__Task requirements__
Answer with a single number: the count of lines that include the string "Tools".

__Supplied records__

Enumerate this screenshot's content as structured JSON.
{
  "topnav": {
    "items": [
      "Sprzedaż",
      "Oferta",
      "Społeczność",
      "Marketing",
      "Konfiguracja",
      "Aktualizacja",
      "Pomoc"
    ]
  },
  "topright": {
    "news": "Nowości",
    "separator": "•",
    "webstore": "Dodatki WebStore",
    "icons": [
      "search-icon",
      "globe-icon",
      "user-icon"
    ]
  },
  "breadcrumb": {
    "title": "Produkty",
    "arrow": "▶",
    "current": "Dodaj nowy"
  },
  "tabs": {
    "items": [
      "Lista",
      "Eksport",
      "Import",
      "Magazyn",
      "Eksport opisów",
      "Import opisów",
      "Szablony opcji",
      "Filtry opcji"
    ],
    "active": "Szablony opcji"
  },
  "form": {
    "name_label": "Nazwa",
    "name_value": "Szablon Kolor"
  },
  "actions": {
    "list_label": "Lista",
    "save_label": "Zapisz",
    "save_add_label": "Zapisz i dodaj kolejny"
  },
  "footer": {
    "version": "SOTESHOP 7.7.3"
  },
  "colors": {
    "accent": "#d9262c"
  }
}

---

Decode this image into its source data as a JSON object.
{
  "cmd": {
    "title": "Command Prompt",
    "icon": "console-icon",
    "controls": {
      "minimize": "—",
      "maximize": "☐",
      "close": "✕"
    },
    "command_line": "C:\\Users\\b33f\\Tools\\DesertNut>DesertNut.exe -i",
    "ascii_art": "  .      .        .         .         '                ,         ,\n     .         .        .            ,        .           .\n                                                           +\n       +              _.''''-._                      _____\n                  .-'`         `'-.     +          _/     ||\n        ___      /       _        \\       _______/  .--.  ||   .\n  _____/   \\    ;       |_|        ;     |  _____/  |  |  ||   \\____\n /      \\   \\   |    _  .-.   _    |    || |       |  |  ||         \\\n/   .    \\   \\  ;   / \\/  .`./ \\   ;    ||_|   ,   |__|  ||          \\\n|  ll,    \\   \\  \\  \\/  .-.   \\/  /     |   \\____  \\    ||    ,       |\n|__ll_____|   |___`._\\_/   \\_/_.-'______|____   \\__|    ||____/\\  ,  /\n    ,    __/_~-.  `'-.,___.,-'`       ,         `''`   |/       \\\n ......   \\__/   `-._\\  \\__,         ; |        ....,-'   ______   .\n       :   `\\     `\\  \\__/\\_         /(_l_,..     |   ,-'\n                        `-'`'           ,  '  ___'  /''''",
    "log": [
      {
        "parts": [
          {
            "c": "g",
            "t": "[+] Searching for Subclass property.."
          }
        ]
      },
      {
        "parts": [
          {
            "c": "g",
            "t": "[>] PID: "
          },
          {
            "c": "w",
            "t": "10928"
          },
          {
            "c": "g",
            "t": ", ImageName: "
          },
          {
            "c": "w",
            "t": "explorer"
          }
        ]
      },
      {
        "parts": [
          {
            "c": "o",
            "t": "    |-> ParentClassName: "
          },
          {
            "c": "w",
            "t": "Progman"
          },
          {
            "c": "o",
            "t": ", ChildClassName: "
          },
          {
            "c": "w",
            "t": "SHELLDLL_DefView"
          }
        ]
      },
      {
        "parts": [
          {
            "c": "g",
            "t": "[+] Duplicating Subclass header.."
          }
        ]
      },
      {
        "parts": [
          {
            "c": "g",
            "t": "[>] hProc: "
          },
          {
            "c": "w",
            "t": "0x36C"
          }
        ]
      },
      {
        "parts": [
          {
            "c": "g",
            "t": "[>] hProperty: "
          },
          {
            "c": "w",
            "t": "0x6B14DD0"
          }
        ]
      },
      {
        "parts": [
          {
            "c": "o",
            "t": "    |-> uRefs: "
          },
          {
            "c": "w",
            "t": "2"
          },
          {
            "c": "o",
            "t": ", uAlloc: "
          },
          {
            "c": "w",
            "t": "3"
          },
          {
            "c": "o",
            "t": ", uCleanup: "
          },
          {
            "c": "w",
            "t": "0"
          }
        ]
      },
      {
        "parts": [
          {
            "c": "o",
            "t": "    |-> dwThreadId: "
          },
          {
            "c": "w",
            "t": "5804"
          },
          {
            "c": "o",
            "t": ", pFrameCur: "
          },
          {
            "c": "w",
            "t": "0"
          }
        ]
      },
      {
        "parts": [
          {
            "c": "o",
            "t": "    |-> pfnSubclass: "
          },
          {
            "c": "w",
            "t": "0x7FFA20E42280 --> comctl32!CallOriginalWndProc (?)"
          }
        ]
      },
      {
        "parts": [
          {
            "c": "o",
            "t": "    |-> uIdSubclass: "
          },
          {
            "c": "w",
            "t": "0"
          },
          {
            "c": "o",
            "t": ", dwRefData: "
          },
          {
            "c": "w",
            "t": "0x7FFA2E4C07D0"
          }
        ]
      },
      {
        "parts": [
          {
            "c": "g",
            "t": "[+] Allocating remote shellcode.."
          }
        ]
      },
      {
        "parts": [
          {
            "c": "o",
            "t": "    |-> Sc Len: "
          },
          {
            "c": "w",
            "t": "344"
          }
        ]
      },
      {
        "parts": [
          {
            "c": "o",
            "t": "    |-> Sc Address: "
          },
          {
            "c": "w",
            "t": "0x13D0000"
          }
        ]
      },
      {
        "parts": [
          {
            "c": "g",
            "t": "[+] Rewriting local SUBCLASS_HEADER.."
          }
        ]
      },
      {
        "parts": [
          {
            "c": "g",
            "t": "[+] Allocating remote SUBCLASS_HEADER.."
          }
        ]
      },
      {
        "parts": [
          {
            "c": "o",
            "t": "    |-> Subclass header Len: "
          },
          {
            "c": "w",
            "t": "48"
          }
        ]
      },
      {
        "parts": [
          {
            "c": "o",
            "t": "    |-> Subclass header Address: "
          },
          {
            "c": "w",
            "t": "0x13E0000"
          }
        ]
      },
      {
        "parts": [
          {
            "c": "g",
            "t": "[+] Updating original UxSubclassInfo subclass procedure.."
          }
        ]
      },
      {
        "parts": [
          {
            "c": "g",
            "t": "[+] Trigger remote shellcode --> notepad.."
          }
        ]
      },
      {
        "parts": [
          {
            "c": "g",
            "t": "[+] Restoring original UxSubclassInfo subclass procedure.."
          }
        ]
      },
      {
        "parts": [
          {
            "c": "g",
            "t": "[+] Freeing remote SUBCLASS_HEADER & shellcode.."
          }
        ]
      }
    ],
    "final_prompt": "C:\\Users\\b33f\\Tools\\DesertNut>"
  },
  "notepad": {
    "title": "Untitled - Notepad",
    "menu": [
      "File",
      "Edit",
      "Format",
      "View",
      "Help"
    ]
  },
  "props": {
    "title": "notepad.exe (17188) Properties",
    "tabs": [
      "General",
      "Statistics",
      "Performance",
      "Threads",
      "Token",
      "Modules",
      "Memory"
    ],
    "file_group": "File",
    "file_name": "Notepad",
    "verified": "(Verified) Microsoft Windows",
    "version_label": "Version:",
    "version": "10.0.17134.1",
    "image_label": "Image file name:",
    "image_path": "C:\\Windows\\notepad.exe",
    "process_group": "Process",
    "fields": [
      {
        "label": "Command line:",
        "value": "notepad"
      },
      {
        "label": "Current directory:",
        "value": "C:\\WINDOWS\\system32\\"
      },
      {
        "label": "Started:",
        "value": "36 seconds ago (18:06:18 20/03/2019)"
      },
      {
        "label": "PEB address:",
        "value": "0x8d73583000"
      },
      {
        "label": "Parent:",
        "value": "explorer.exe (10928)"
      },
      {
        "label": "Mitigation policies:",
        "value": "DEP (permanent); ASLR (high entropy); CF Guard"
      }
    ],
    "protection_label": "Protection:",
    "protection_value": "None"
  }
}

__Answer to the problem__
2